= What the task asks =
Gather every line of the entries that includes the word "Company".

= Material to process =
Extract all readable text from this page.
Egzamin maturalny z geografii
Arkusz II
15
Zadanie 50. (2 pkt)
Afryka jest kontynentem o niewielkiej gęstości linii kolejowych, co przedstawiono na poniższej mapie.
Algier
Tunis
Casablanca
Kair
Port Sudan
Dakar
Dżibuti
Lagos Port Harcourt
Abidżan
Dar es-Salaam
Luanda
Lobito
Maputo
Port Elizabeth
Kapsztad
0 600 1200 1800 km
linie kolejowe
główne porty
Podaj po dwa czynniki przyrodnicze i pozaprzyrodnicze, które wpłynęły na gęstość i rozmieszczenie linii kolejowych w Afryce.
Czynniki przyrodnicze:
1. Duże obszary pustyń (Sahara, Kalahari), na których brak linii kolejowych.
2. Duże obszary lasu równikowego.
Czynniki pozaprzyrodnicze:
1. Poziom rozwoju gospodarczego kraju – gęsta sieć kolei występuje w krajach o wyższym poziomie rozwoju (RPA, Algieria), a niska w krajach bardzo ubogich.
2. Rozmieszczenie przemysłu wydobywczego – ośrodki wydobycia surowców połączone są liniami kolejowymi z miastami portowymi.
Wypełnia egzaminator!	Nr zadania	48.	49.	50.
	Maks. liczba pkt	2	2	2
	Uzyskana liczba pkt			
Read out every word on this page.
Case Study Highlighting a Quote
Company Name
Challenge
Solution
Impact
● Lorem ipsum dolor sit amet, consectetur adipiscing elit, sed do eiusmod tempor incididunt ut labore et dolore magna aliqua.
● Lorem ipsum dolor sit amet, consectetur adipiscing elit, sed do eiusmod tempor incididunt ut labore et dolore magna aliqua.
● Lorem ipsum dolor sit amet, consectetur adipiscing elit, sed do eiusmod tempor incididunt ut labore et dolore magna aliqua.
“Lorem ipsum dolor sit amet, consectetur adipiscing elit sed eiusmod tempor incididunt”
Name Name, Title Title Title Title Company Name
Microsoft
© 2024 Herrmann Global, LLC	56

= The completed task =
Company Name
Name Name, Title Title Title Title Company Name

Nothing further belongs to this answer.